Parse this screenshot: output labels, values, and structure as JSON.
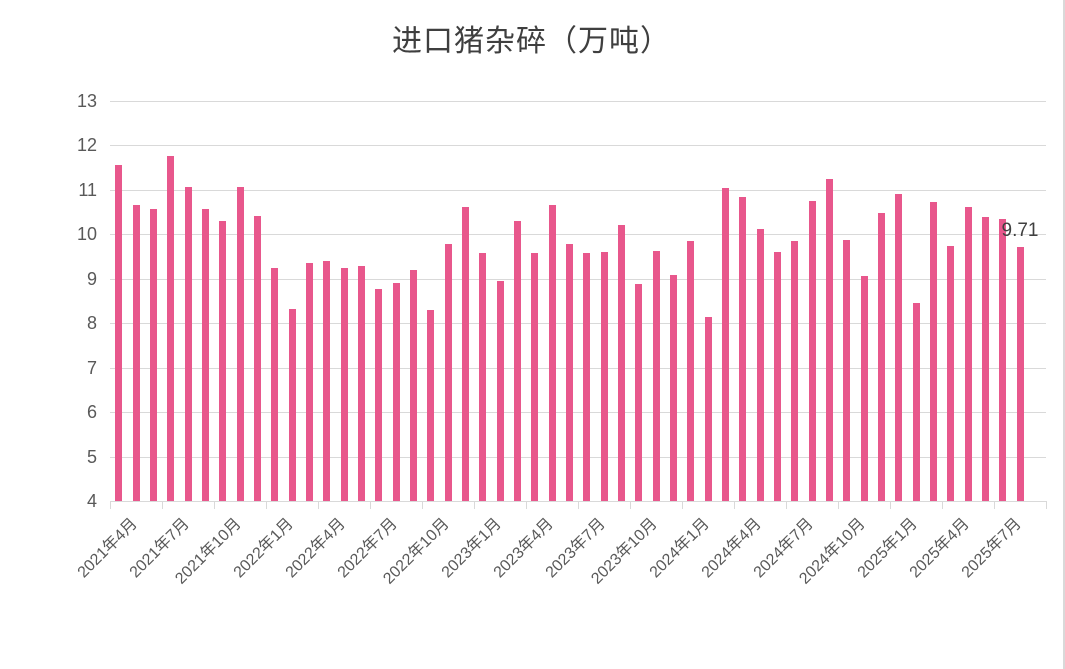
{
  "chart_data": {
    "type": "bar",
    "title": "进口猪杂碎（万吨）",
    "xlabel": "",
    "ylabel": "",
    "ylim": [
      4,
      13
    ],
    "yticks": [
      4,
      5,
      6,
      7,
      8,
      9,
      10,
      11,
      12,
      13
    ],
    "grid": "horizontal",
    "legend_position": "none",
    "x_tick_label_interval": 3,
    "bar_color": "#e8578c",
    "grid_color": "#d9d9d9",
    "axis_text_color": "#595959",
    "title_color": "#3f3f3f",
    "data_label_color": "#404040",
    "categories": [
      "2021年4月",
      "2021年5月",
      "2021年6月",
      "2021年7月",
      "2021年8月",
      "2021年9月",
      "2021年10月",
      "2021年11月",
      "2021年12月",
      "2022年1月",
      "2022年2月",
      "2022年3月",
      "2022年4月",
      "2022年5月",
      "2022年6月",
      "2022年7月",
      "2022年8月",
      "2022年9月",
      "2022年10月",
      "2022年11月",
      "2022年12月",
      "2023年1月",
      "2023年2月",
      "2023年3月",
      "2023年4月",
      "2023年5月",
      "2023年6月",
      "2023年7月",
      "2023年8月",
      "2023年9月",
      "2023年10月",
      "2023年11月",
      "2023年12月",
      "2024年1月",
      "2024年2月",
      "2024年3月",
      "2024年4月",
      "2024年5月",
      "2024年6月",
      "2024年7月",
      "2024年8月",
      "2024年9月",
      "2024年10月",
      "2024年11月",
      "2024年12月",
      "2025年1月",
      "2025年2月",
      "2025年3月",
      "2025年4月",
      "2025年5月",
      "2025年6月",
      "2025年7月",
      "2025年8月"
    ],
    "values": [
      11.55,
      10.65,
      10.57,
      11.76,
      11.07,
      10.56,
      10.31,
      11.06,
      10.42,
      9.25,
      8.33,
      9.35,
      9.4,
      9.24,
      9.29,
      8.78,
      8.9,
      9.2,
      8.3,
      9.79,
      10.61,
      9.59,
      8.94,
      10.31,
      9.57,
      10.65,
      9.79,
      9.57,
      9.6,
      10.22,
      8.89,
      9.62,
      9.08,
      9.85,
      8.14,
      11.05,
      10.84,
      10.12,
      9.6,
      9.85,
      10.74,
      11.25,
      9.87,
      9.06,
      10.48,
      10.9,
      8.45,
      10.73,
      9.74,
      10.61,
      10.4,
      10.35,
      9.71
    ],
    "x_tick_labels": [
      "2021年4月",
      "2021年7月",
      "2021年10月",
      "2022年1月",
      "2022年4月",
      "2022年7月",
      "2022年10月",
      "2023年1月",
      "2023年4月",
      "2023年7月",
      "2023年10月",
      "2024年1月",
      "2024年4月",
      "2024年7月",
      "2024年10月",
      "2025年1月",
      "2025年4月",
      "2025年7月"
    ],
    "last_point_label": "9.71"
  }
}
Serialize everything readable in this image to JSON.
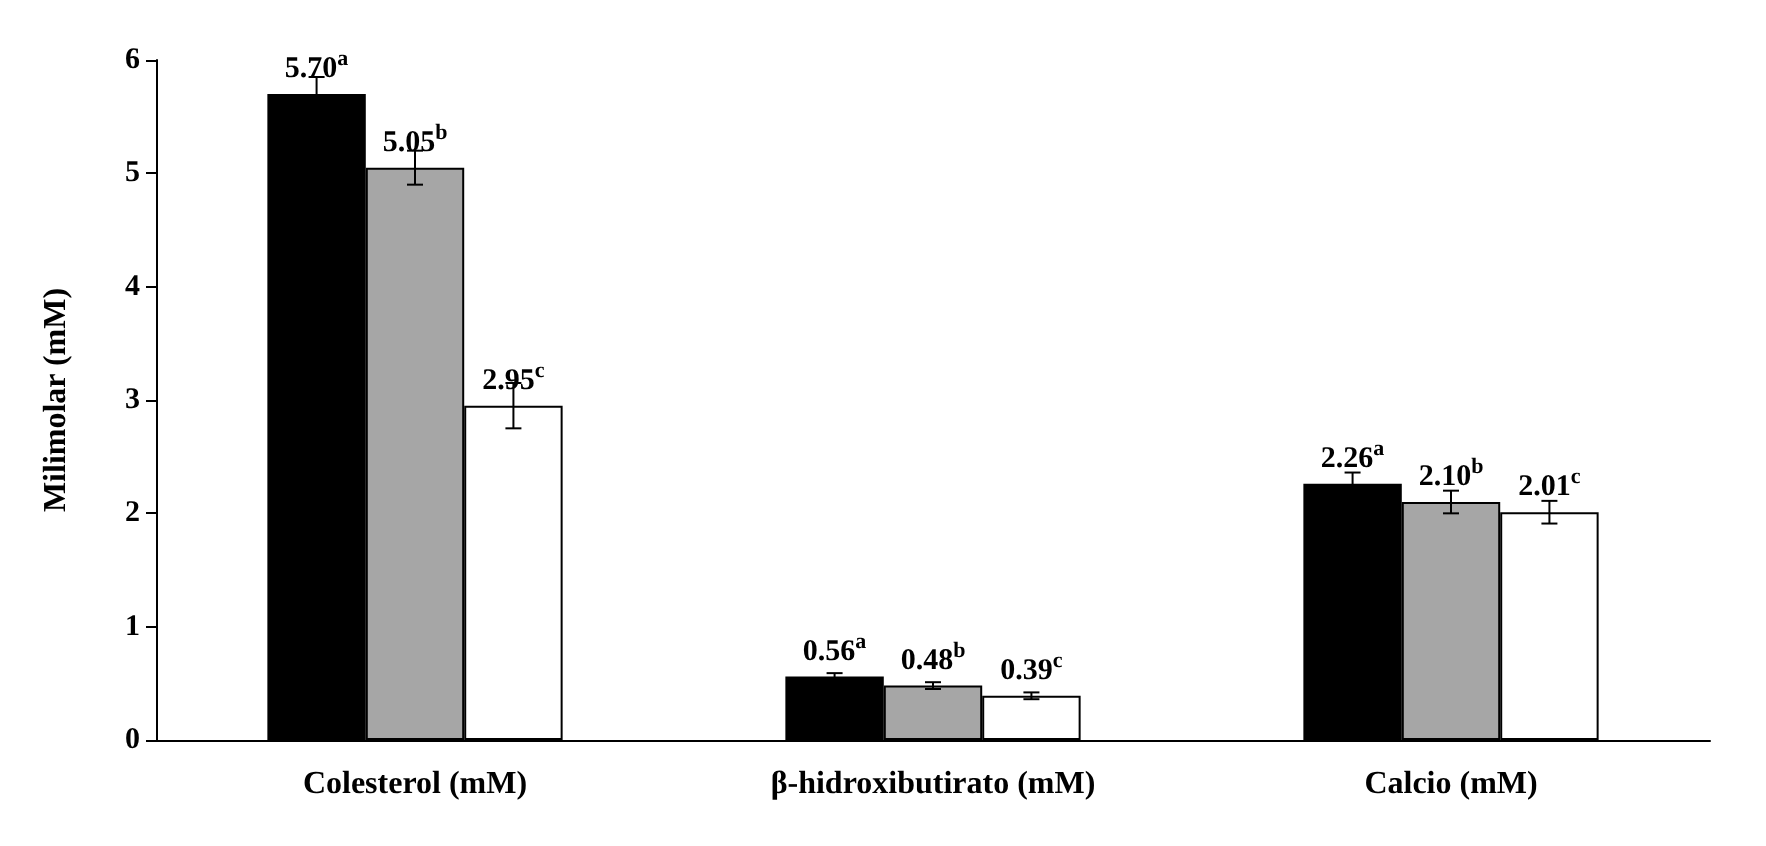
{
  "chart_data": {
    "type": "bar",
    "ylabel": "Milimolar (mM)",
    "categories": [
      "Colesterol (mM)",
      "β-hidroxibutirato (mM)",
      "Calcio (mM)"
    ],
    "series": [
      {
        "color": "#000000",
        "values": [
          5.7,
          0.56,
          2.26
        ],
        "errors": [
          0.15,
          0.03,
          0.1
        ],
        "value_labels": [
          "5.70$^{a}$",
          "0.56$^{a}$",
          "2.26$^{a}$"
        ]
      },
      {
        "color": "#a6a6a6",
        "values": [
          5.05,
          0.48,
          2.1
        ],
        "errors": [
          0.15,
          0.03,
          0.1
        ],
        "value_labels": [
          "5.05$^{b}$",
          "0.48$^{b}$",
          "2.10$^{b}$"
        ]
      },
      {
        "color": "#ffffff",
        "values": [
          2.95,
          0.39,
          2.01
        ],
        "errors": [
          0.2,
          0.03,
          0.1
        ],
        "value_labels": [
          "2.95$^{c}$",
          "0.39$^{c}$",
          "2.01$^{c}$"
        ]
      }
    ],
    "ylim": [
      0,
      6
    ],
    "yticks": [
      0,
      1,
      2,
      3,
      4,
      5,
      6
    ],
    "grid": false
  }
}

⁂

• [Given problem]
Reproduce every entry word for word, but omit the pictures.

• [Answer for the task]
Parse this screenshot: output labels, values, and structure as JSON.
{
  "chart_data": {
    "type": "bar",
    "title": "进口猪杂碎（万吨）",
    "xlabel": "",
    "ylabel": "",
    "ylim": [
      4,
      13
    ],
    "yticks": [
      4,
      5,
      6,
      7,
      8,
      9,
      10,
      11,
      12,
      13
    ],
    "grid": "horizontal",
    "legend_position": "none",
    "x_tick_label_interval": 3,
    "bar_color": "#e8578c",
    "grid_color": "#d9d9d9",
    "axis_text_color": "#595959",
    "title_color": "#3f3f3f",
    "data_label_color": "#404040",
    "categories": [
      "2021年4月",
      "2021年5月",
      "2021年6月",
      "2021年7月",
      "2021年8月",
      "2021年9月",
      "2021年10月",
      "2021年11月",
      "2021年12月",
      "2022年1月",
      "2022年2月",
      "2022年3月",
      "2022年4月",
      "2022年5月",
      "2022年6月",
      "2022年7月",
      "2022年8月",
      "2022年9月",
      "2022年10月",
      "2022年11月",
      "2022年12月",
      "2023年1月",
      "2023年2月",
      "2023年3月",
      "2023年4月",
      "2023年5月",
      "2023年6月",
      "2023年7月",
      "2023年8月",
      "2023年9月",
      "2023年10月",
      "2023年11月",
      "2023年12月",
      "2024年1月",
      "2024年2月",
      "2024年3月",
      "2024年4月",
      "2024年5月",
      "2024年6月",
      "2024年7月",
      "2024年8月",
      "2024年9月",
      "2024年10月",
      "2024年11月",
      "2024年12月",
      "2025年1月",
      "2025年2月",
      "2025年3月",
      "2025年4月",
      "2025年5月",
      "2025年6月",
      "2025年7月",
      "2025年8月"
    ],
    "values": [
      11.55,
      10.65,
      10.57,
      11.76,
      11.07,
      10.56,
      10.31,
      11.06,
      10.42,
      9.25,
      8.33,
      9.35,
      9.4,
      9.24,
      9.29,
      8.78,
      8.9,
      9.2,
      8.3,
      9.79,
      10.61,
      9.59,
      8.94,
      10.31,
      9.57,
      10.65,
      9.79,
      9.57,
      9.6,
      10.22,
      8.89,
      9.62,
      9.08,
      9.85,
      8.14,
      11.05,
      10.84,
      10.12,
      9.6,
      9.85,
      10.74,
      11.25,
      9.87,
      9.06,
      10.48,
      10.9,
      8.45,
      10.73,
      9.74,
      10.61,
      10.4,
      10.35,
      9.71
    ],
    "x_tick_labels": [
      "2021年4月",
      "2021年7月",
      "2021年10月",
      "2022年1月",
      "2022年4月",
      "2022年7月",
      "2022年10月",
      "2023年1月",
      "2023年4月",
      "2023年7月",
      "2023年10月",
      "2024年1月",
      "2024年4月",
      "2024年7月",
      "2024年10月",
      "2025年1月",
      "2025年4月",
      "2025年7月"
    ],
    "last_point_label": "9.71"
  }
}
Serialize everything readable in this image to JSON.
{
  "chart_data": {
    "type": "bar",
    "ylabel": "Milimolar (mM)",
    "categories": [
      "Colesterol (mM)",
      "β-hidroxibutirato (mM)",
      "Calcio (mM)"
    ],
    "series": [
      {
        "color": "#000000",
        "values": [
          5.7,
          0.56,
          2.26
        ],
        "errors": [
          0.15,
          0.03,
          0.1
        ],
        "value_labels": [
          "5.70$^{a}$",
          "0.56$^{a}$",
          "2.26$^{a}$"
        ]
      },
      {
        "color": "#a6a6a6",
        "values": [
          5.05,
          0.48,
          2.1
        ],
        "errors": [
          0.15,
          0.03,
          0.1
        ],
        "value_labels": [
          "5.05$^{b}$",
          "0.48$^{b}$",
          "2.10$^{b}$"
        ]
      },
      {
        "color": "#ffffff",
        "values": [
          2.95,
          0.39,
          2.01
        ],
        "errors": [
          0.2,
          0.03,
          0.1
        ],
        "value_labels": [
          "2.95$^{c}$",
          "0.39$^{c}$",
          "2.01$^{c}$"
        ]
      }
    ],
    "ylim": [
      0,
      6
    ],
    "yticks": [
      0,
      1,
      2,
      3,
      4,
      5,
      6
    ],
    "grid": false
  }
}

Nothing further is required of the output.